WHAT TO DO ▸ Copy the part of the Covid-19 commentary below word for word, from "Any alert person" to "immunity or vaccine.".

DOCUMENT SEGMENT ▸
►
Any alert person knew from the get-go that, amid the exigencies of Wuhan, Chinese doctors were failing to detect mild cases, and that thousands of these cases were likely being exported to the world. Whatever the horrors in Wuhan’s hospitals, they happened not because Covid-19 is an extravagantly deadly respiratory infection. They happened because a flu-like disease had been allowed to spread unrecognized for months in an urban population unprotected by any prior immunity or vaccine.
Yet it instantly became a U.S. journalistic trope to accuse anyone mentioning the flu of “downplaying” the new disease—downplaying anything being the worst sin in journalism.
Inexplicably, authorities, including the World Health Organization, insisted on promoting a fatality rate they knew was exaggerated because of the failure to account for mild infections. To this day, U.S. officialdom and the media dwell on a nearly meaningless “confirmed” case count, knowing full well that doing so is innumerate and unstatistical. It’s a mystery and my only explanation is that they are afraid to stop because it portrays the disease as more deadly than it is (supporting the case for urgency) and also less prevalent than it is (supporting the case that it can somehow be contained).
A parade of conclusive contrary indicators is not so much unreported as simply unintegrated into the picture sold to the American public. To give the latest example, a Johns Hopkins study finds that in late spring in Maryland, when “confirmed” cases were less than 1% of the state’s population, 10% of autopsies showed evidence of Covid infection—a rate that applied equally to auto-accident victims and people who died of natural causes.
As the pandemic has unfolded, only deeper has become media revilement of anyone who pointed out that the death risk was being exaggerated, that the lockdowns were not sustainable due to the costs they imposed on people who were at low risk, that our efforts would be better invested in shielding those at high risk of a bad medical outcome.
The hostility is even greater now that these views have been adopted implicitly and unavowedly almost everywhere in obedience to the reality principle. The lockdowns were unsustainable. Low-risk people were unwilling to maintain energetic social distancing through the summer and fall. Vaccines are being rolled out now expressly to protect the most vulnerable first.
◄
AVAILABLE DATA ▸
►
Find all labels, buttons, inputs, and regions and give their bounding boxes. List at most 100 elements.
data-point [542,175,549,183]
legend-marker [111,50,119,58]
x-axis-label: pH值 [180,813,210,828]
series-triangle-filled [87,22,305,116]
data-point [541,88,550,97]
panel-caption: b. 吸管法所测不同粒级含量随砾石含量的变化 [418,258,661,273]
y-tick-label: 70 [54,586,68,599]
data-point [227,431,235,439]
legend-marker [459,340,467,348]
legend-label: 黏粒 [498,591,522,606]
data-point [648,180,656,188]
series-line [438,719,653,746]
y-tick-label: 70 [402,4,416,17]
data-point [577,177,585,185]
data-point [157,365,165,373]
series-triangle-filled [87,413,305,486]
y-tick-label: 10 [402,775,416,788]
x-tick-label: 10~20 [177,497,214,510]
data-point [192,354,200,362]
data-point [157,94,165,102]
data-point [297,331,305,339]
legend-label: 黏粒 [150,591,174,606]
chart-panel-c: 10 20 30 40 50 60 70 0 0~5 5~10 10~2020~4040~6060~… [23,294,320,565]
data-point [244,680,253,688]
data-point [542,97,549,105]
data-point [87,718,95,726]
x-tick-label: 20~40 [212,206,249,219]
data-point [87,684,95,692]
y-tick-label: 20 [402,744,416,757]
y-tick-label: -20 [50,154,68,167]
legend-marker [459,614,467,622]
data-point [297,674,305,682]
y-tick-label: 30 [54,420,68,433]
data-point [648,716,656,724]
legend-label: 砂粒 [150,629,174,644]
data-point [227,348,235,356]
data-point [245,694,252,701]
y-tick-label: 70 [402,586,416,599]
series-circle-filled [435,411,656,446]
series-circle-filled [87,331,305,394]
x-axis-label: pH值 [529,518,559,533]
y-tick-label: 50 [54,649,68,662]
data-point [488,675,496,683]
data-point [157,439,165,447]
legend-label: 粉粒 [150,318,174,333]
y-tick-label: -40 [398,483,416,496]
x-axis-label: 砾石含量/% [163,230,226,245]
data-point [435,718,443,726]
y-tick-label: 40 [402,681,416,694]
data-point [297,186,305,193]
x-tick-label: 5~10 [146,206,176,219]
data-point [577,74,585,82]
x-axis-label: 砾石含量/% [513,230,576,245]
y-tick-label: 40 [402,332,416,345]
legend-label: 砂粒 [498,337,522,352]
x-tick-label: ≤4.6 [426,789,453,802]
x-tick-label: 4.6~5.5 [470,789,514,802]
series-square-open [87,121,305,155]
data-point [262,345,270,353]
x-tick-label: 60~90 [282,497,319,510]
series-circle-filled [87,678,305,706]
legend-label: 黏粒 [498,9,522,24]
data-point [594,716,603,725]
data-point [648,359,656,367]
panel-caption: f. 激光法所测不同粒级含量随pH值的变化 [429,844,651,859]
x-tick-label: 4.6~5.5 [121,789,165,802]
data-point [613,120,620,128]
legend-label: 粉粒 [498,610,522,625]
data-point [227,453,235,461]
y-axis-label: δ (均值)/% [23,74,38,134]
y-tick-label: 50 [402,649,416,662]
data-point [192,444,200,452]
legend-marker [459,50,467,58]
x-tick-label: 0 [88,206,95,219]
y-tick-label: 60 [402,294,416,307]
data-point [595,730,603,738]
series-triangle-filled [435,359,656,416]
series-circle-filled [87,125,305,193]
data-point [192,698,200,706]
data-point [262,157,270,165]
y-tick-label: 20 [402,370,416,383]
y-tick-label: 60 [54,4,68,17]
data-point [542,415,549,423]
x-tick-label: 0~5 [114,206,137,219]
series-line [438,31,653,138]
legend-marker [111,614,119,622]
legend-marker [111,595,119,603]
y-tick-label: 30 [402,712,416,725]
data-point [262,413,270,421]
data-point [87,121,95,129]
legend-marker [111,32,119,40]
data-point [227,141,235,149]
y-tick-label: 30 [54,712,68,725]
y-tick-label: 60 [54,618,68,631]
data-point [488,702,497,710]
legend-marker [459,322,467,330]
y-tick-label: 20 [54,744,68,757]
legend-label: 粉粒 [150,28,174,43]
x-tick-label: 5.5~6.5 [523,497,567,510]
◄
TASK ANSWER ▸
Any alert person knew from the get-go that, amid the exigencies of Wuhan, Chinese doctors were failing to detect mild cases, and that thousands of these cases were likely being exported to the world. Whatever the horrors in Wuhan’s hospitals, they happened not because Covid-19 is an extravagantly deadly respiratory infection. They happened because a flu-like disease had been allowed to spread unrecognized for months in an urban population unprotected by any prior immunity or vaccine.